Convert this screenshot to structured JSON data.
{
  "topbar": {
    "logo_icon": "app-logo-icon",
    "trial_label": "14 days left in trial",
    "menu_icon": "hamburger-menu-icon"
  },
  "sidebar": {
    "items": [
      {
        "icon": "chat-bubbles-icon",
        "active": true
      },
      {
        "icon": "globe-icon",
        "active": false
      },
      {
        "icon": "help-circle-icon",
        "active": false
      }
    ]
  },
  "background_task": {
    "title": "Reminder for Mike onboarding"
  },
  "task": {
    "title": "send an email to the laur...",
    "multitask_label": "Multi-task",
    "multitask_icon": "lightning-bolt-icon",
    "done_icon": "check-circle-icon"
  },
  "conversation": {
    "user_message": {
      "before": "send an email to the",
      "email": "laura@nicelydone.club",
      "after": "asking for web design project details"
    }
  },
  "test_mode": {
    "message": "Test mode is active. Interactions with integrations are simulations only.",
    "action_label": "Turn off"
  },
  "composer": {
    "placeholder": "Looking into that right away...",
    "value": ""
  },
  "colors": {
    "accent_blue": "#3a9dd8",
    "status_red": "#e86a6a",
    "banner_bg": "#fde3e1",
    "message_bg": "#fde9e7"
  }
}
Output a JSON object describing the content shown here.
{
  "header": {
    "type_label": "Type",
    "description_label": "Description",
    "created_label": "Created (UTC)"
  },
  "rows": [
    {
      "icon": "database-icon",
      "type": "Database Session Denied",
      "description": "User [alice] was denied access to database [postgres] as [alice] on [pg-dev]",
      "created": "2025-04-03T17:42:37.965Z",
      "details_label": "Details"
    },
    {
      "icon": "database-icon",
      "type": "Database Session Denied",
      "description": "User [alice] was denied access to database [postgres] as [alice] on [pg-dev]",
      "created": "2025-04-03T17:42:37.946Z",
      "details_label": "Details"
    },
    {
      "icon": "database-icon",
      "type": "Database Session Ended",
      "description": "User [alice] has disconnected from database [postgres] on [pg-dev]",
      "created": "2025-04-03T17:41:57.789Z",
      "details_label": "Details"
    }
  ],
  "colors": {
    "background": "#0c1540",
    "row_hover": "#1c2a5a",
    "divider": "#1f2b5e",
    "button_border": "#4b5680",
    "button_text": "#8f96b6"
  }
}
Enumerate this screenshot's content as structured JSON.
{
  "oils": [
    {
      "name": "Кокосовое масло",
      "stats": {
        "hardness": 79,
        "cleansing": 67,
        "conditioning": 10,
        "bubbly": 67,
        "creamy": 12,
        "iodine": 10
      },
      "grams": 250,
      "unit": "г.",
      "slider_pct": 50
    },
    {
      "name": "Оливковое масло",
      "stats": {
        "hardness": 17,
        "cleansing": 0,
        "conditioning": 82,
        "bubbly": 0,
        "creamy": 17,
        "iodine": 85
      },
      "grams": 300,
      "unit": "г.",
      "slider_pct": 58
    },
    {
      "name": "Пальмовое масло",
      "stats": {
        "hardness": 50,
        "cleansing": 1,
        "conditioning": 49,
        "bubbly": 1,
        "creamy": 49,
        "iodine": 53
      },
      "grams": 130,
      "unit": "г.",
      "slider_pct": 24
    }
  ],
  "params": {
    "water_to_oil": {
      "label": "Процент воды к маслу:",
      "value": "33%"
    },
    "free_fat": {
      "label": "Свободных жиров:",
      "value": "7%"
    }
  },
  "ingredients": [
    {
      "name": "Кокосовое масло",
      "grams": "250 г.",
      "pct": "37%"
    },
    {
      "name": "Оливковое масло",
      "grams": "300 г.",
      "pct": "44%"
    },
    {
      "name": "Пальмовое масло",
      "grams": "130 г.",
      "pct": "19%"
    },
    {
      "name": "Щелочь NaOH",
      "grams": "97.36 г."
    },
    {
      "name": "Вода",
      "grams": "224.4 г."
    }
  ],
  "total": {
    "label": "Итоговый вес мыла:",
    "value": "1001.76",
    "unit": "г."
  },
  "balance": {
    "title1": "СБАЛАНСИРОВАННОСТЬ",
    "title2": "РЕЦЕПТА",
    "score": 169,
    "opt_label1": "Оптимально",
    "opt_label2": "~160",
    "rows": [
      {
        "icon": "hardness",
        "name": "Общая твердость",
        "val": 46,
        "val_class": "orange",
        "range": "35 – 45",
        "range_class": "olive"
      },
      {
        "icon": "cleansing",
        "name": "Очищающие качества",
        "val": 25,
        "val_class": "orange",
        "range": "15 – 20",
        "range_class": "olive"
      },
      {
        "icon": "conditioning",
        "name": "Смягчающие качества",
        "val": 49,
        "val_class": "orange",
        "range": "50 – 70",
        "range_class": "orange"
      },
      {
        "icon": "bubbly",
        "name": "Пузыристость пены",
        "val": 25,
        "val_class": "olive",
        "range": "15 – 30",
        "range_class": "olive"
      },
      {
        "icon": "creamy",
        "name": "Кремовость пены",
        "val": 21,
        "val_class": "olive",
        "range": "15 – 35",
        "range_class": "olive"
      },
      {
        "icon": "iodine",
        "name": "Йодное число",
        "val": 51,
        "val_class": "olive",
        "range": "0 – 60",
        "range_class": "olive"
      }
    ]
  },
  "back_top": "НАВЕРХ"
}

■ Do this
Copy every line of the records word for word.

■ Written reply
Convert this screenshot to structured JSON data.
{
  "topbar": {
    "logo_icon": "app-logo-icon",
    "trial_label": "14 days left in trial",
    "menu_icon": "hamburger-menu-icon"
  },
  "sidebar": {
    "items": [
      {
        "icon": "chat-bubbles-icon",
        "active": true
      },
      {
        "icon": "globe-icon",
        "active": false
      },
      {
        "icon": "help-circle-icon",
        "active": false
      }
    ]
  },
  "background_task": {
    "title": "Reminder for Mike onboarding"
  },
  "task": {
    "title": "send an email to the laur...",
    "multitask_label": "Multi-task",
    "multitask_icon": "lightning-bolt-icon",
    "done_icon": "check-circle-icon"
  },
  "conversation": {
    "user_message": {
      "before": "send an email to the",
      "email": "laura@nicelydone.club",
      "after": "asking for web design project details"
    }
  },
  "test_mode": {
    "message": "Test mode is active. Interactions with integrations are simulations only.",
    "action_label": "Turn off"
  },
  "composer": {
    "placeholder": "Looking into that right away...",
    "value": ""
  },
  "colors": {
    "accent_blue": "#3a9dd8",
    "status_red": "#e86a6a",
    "banner_bg": "#fde3e1",
    "message_bg": "#fde9e7"
  }
}
Output a JSON object describing the content shown here.
{
  "header": {
    "type_label": "Type",
    "description_label": "Description",
    "created_label": "Created (UTC)"
  },
  "rows": [
    {
      "icon": "database-icon",
      "type": "Database Session Denied",
      "description": "User [alice] was denied access to database [postgres] as [alice] on [pg-dev]",
      "created": "2025-04-03T17:42:37.965Z",
      "details_label": "Details"
    },
    {
      "icon": "database-icon",
      "type": "Database Session Denied",
      "description": "User [alice] was denied access to database [postgres] as [alice] on [pg-dev]",
      "created": "2025-04-03T17:42:37.946Z",
      "details_label": "Details"
    },
    {
      "icon": "database-icon",
      "type": "Database Session Ended",
      "description": "User [alice] has disconnected from database [postgres] on [pg-dev]",
      "created": "2025-04-03T17:41:57.789Z",
      "details_label": "Details"
    }
  ],
  "colors": {
    "background": "#0c1540",
    "row_hover": "#1c2a5a",
    "divider": "#1f2b5e",
    "button_border": "#4b5680",
    "button_text": "#8f96b6"
  }
}
Enumerate this screenshot's content as structured JSON.
{
  "oils": [
    {
      "name": "Кокосовое масло",
      "stats": {
        "hardness": 79,
        "cleansing": 67,
        "conditioning": 10,
        "bubbly": 67,
        "creamy": 12,
        "iodine": 10
      },
      "grams": 250,
      "unit": "г.",
      "slider_pct": 50
    },
    {
      "name": "Оливковое масло",
      "stats": {
        "hardness": 17,
        "cleansing": 0,
        "conditioning": 82,
        "bubbly": 0,
        "creamy": 17,
        "iodine": 85
      },
      "grams": 300,
      "unit": "г.",
      "slider_pct": 58
    },
    {
      "name": "Пальмовое масло",
      "stats": {
        "hardness": 50,
        "cleansing": 1,
        "conditioning": 49,
        "bubbly": 1,
        "creamy": 49,
        "iodine": 53
      },
      "grams": 130,
      "unit": "г.",
      "slider_pct": 24
    }
  ],
  "params": {
    "water_to_oil": {
      "label": "Процент воды к маслу:",
      "value": "33%"
    },
    "free_fat": {
      "label": "Свободных жиров:",
      "value": "7%"
    }
  },
  "ingredients": [
    {
      "name": "Кокосовое масло",
      "grams": "250 г.",
      "pct": "37%"
    },
    {
      "name": "Оливковое масло",
      "grams": "300 г.",
      "pct": "44%"
    },
    {
      "name": "Пальмовое масло",
      "grams": "130 г.",
      "pct": "19%"
    },
    {
      "name": "Щелочь NaOH",
      "grams": "97.36 г."
    },
    {
      "name": "Вода",
      "grams": "224.4 г."
    }
  ],
  "total": {
    "label": "Итоговый вес мыла:",
    "value": "1001.76",
    "unit": "г."
  },
  "balance": {
    "title1": "СБАЛАНСИРОВАННОСТЬ",
    "title2": "РЕЦЕПТА",
    "score": 169,
    "opt_label1": "Оптимально",
    "opt_label2": "~160",
    "rows": [
      {
        "icon": "hardness",
        "name": "Общая твердость",
        "val": 46,
        "val_class": "orange",
        "range": "35 – 45",
        "range_class": "olive"
      },
      {
        "icon": "cleansing",
        "name": "Очищающие качества",
        "val": 25,
        "val_class": "orange",
        "range": "15 – 20",
        "range_class": "olive"
      },
      {
        "icon": "conditioning",
        "name": "Смягчающие качества",
        "val": 49,
        "val_class": "orange",
        "range": "50 – 70",
        "range_class": "orange"
      },
      {
        "icon": "bubbly",
        "name": "Пузыристость пены",
        "val": 25,
        "val_class": "olive",
        "range": "15 – 30",
        "range_class": "olive"
      },
      {
        "icon": "creamy",
        "name": "Кремовость пены",
        "val": 21,
        "val_class": "olive",
        "range": "15 – 35",
        "range_class": "olive"
      },
      {
        "icon": "iodine",
        "name": "Йодное число",
        "val": 51,
        "val_class": "olive",
        "range": "0 – 60",
        "range_class": "olive"
      }
    ]
  },
  "back_top": "НАВЕРХ"
}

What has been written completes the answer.